SET PROBLEM — Retype all of the listing exactly, passing over any picture you find.

AVAILABLE RECORDS —

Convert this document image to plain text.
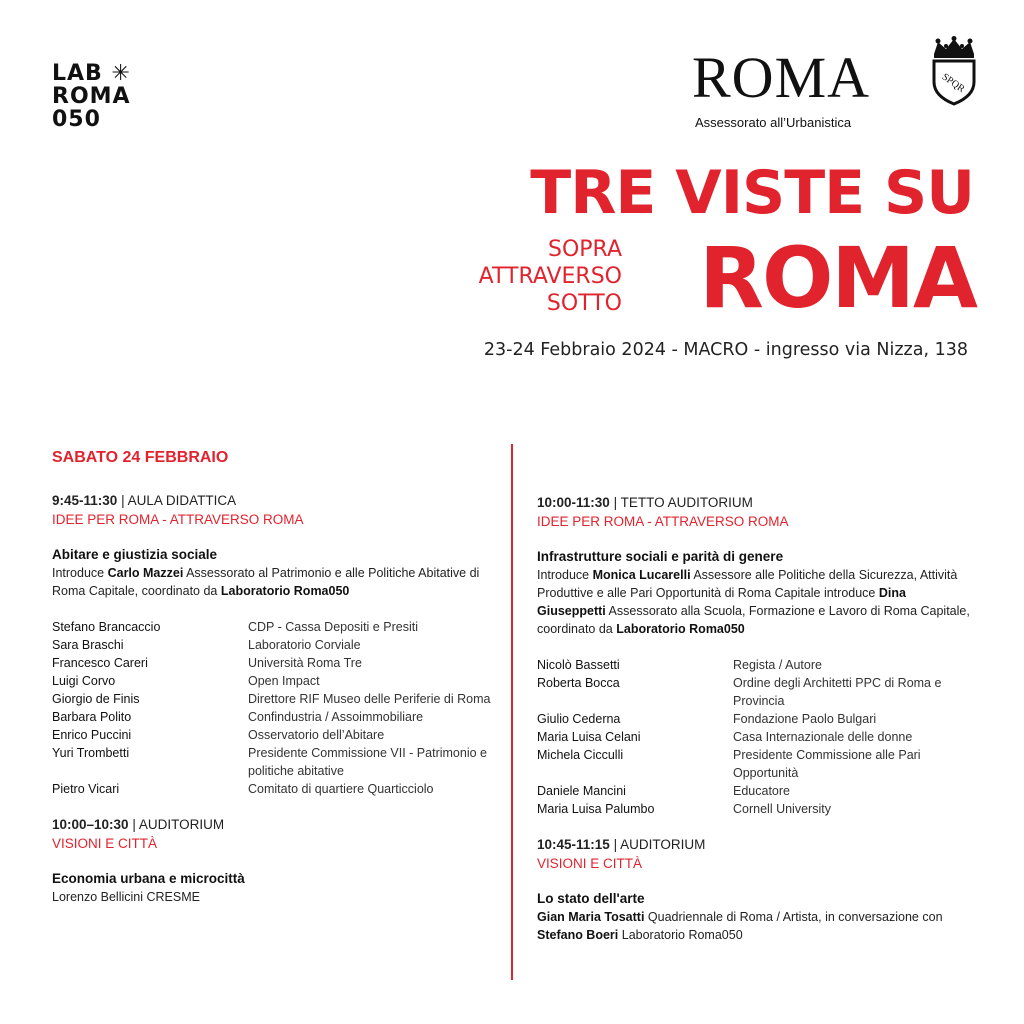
LAB ✳
ROMA
050
ROMA
Assessorato all’Urbanistica
SPQR
TRE VISTE SU
SOPRA
ATTRAVERSO
SOTTO ROMA
23-24 Febbraio 2024 - MACRO - ingresso via Nizza, 138
SABATO 24 FEBBRAIO
9:45-11:30 | AULA DIDATTICA
IDEE PER ROMA - ATTRAVERSO ROMA
Abitare e giustizia sociale
Introduce Carlo Mazzei Assessorato al Patrimonio e alle Politiche Abitative di Roma Capitale, coordinato da Laboratorio Roma050
Stefano Brancaccio	CDP - Cassa Depositi e Presiti
Sara Braschi	Laboratorio Corviale
Francesco Careri	Università Roma Tre
Luigi Corvo	Open Impact
Giorgio de Finis	Direttore RIF Museo delle Periferie di Roma
Barbara Polito	Confindustria / Assoimmobiliare
Enrico Puccini	Osservatorio dell’Abitare
Yuri Trombetti	Presidente Commissione VII - Patrimonio e politiche abitative
Pietro Vicari	Comitato di quartiere Quarticciolo
10:00–10:30 | AUDITORIUM
VISIONI E CITTÀ
Economia urbana e microcittà
Lorenzo Bellicini CRESME
10:00-11:30 | TETTO AUDITORIUM
IDEE PER ROMA - ATTRAVERSO ROMA
Infrastrutture sociali e parità di genere
Introduce Monica Lucarelli Assessore alle Politiche della Sicurezza, Attività Produttive e alle Pari Opportunità di Roma Capitale introduce Dina Giuseppetti Assessorato alla Scuola, Formazione e Lavoro di Roma Capitale, coordinato da Laboratorio Roma050
Nicolò Bassetti	Regista / Autore
Roberta Bocca	Ordine degli Architetti PPC di Roma e Provincia
Giulio Cederna	Fondazione Paolo Bulgari
Maria Luisa Celani	Casa Internazionale delle donne
Michela Cicculli	Presidente Commissione alle Pari Opportunità
Daniele Mancini	Educatore
Maria Luisa Palumbo	Cornell University
10:45-11:15 | AUDITORIUM
VISIONI E CITTÀ
Lo stato dell'arte
Gian Maria Tosatti Quadriennale di Roma / Artista, in conversazione con Stefano Boeri Laboratorio Roma050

WRITTEN SOLUTION —
Convert this document image to plain text.
LAB ✳
ROMA
050
ROMA
Assessorato all’Urbanistica
SPQR
TRE VISTE SU
SOPRA
ATTRAVERSO
SOTTO ROMA
23-24 Febbraio 2024 - MACRO - ingresso via Nizza, 138
SABATO 24 FEBBRAIO
9:45-11:30 | AULA DIDATTICA
IDEE PER ROMA - ATTRAVERSO ROMA
Abitare e giustizia sociale
Introduce Carlo Mazzei Assessorato al Patrimonio e alle Politiche Abitative di Roma Capitale, coordinato da Laboratorio Roma050
Stefano Brancaccio	CDP - Cassa Depositi e Presiti
Sara Braschi	Laboratorio Corviale
Francesco Careri	Università Roma Tre
Luigi Corvo	Open Impact
Giorgio de Finis	Direttore RIF Museo delle Periferie di Roma
Barbara Polito	Confindustria / Assoimmobiliare
Enrico Puccini	Osservatorio dell’Abitare
Yuri Trombetti	Presidente Commissione VII - Patrimonio e politiche abitative
Pietro Vicari	Comitato di quartiere Quarticciolo
10:00–10:30 | AUDITORIUM
VISIONI E CITTÀ
Economia urbana e microcittà
Lorenzo Bellicini CRESME
10:00-11:30 | TETTO AUDITORIUM
IDEE PER ROMA - ATTRAVERSO ROMA
Infrastrutture sociali e parità di genere
Introduce Monica Lucarelli Assessore alle Politiche della Sicurezza, Attività Produttive e alle Pari Opportunità di Roma Capitale introduce Dina Giuseppetti Assessorato alla Scuola, Formazione e Lavoro di Roma Capitale, coordinato da Laboratorio Roma050
Nicolò Bassetti	Regista / Autore
Roberta Bocca	Ordine degli Architetti PPC di Roma e Provincia
Giulio Cederna	Fondazione Paolo Bulgari
Maria Luisa Celani	Casa Internazionale delle donne
Michela Cicculli	Presidente Commissione alle Pari Opportunità
Daniele Mancini	Educatore
Maria Luisa Palumbo	Cornell University
10:45-11:15 | AUDITORIUM
VISIONI E CITTÀ
Lo stato dell'arte
Gian Maria Tosatti Quadriennale di Roma / Artista, in conversazione con Stefano Boeri Laboratorio Roma050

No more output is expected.